# Extract
---------------

4 subunits (2 alpha and 2 beta), four hemes, 4 O2 binding sites arranged in a tetrahedron

Question 2

Myoglobin

Answer 2

intracellular oxygen transport and storage protein, abundant in vertebrate muscle

8 alpha helices and heme

Question 3

quaternary structure (T vs R)

Answer 3

affects the affinity for O2. O2 binding affects the equilibrium between T and R states. 2 different ways dimers can associate in tetramer.

O2 binding drives T to R conversation

Question 4

Heme

Answer 4

big heterocycle with Fe coordinated in the center. The iron does the business of the heme, binding oxygen.

consists of tetrapyrrole with 4 methyl, 2 vinyl, and 2 propionate substituent groups

Question 5

dexoyHb

Answer 5

hemoglobin with no oxygen bound.

---------------

# Dataset content

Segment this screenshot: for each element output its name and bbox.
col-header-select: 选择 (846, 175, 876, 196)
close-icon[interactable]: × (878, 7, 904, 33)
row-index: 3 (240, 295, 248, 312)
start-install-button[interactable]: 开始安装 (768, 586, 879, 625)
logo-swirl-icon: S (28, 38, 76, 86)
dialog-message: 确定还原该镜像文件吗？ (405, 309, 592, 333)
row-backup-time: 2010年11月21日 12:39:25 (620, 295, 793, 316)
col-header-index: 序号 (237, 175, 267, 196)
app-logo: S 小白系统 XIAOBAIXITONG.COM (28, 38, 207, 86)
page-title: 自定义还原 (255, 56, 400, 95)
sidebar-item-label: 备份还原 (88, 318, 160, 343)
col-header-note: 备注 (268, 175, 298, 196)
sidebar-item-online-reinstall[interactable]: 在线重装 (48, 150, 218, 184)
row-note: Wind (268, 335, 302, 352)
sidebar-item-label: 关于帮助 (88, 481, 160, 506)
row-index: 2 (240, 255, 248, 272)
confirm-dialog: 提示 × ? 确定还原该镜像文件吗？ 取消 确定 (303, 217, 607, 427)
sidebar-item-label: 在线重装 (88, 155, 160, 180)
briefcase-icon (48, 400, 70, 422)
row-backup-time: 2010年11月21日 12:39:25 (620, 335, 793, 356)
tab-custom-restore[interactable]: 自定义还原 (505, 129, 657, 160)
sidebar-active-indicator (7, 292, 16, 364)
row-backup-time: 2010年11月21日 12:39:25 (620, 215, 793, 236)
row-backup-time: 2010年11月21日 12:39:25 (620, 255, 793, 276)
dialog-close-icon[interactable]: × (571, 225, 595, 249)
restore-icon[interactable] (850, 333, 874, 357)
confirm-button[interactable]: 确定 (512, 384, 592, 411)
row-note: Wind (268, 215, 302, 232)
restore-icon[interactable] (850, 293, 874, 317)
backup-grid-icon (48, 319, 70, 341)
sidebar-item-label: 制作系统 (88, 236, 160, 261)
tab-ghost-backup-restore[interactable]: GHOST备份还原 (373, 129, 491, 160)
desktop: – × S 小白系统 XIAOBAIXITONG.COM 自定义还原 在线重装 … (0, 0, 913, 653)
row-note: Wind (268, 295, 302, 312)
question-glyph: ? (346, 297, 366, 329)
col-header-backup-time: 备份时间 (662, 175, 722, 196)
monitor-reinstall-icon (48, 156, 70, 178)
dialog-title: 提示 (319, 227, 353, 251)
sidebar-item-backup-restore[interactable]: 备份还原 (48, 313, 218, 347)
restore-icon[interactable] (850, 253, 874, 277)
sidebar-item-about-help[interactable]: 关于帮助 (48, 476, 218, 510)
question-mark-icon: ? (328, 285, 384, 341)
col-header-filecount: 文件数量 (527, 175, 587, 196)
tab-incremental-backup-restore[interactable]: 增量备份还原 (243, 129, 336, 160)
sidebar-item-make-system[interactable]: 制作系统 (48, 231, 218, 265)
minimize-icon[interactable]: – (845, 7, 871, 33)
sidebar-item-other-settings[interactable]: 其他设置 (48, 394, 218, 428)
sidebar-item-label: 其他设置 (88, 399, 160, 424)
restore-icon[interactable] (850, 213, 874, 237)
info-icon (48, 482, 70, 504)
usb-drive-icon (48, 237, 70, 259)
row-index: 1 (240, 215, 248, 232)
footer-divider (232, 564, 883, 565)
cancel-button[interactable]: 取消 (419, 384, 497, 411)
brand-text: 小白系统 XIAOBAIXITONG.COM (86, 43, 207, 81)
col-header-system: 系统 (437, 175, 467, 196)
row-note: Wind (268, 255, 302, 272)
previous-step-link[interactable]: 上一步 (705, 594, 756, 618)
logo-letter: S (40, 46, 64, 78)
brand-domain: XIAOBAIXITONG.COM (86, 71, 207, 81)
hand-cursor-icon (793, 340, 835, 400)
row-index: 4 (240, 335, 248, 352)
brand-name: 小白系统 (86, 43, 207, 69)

---------------

# Exercise tasks
A: The hemoglobin study notes describe the heme's tetrapyrrole. List each substituent group on it, with the count given for each.
B: Reproduce word for word the part of the hemoglobin study notes that opens with the words containing "intracellular oxygen transport" and closes with "associate in tetramer.".
The data come from a separate source unrelated to the hemoglobin study notes.

# Solutions
A: 4 methyl, 2 vinyl, and 2 propionate

B:
intracellular oxygen transport and storage protein, abundant in vertebrate muscle

8 alpha helices and heme

Question 3

quaternary structure (T vs R)

Answer 3

affects the affinity for O2. O2 binding affects the equilibrium between T and R states. 2 different ways dimers can associate in tetramer.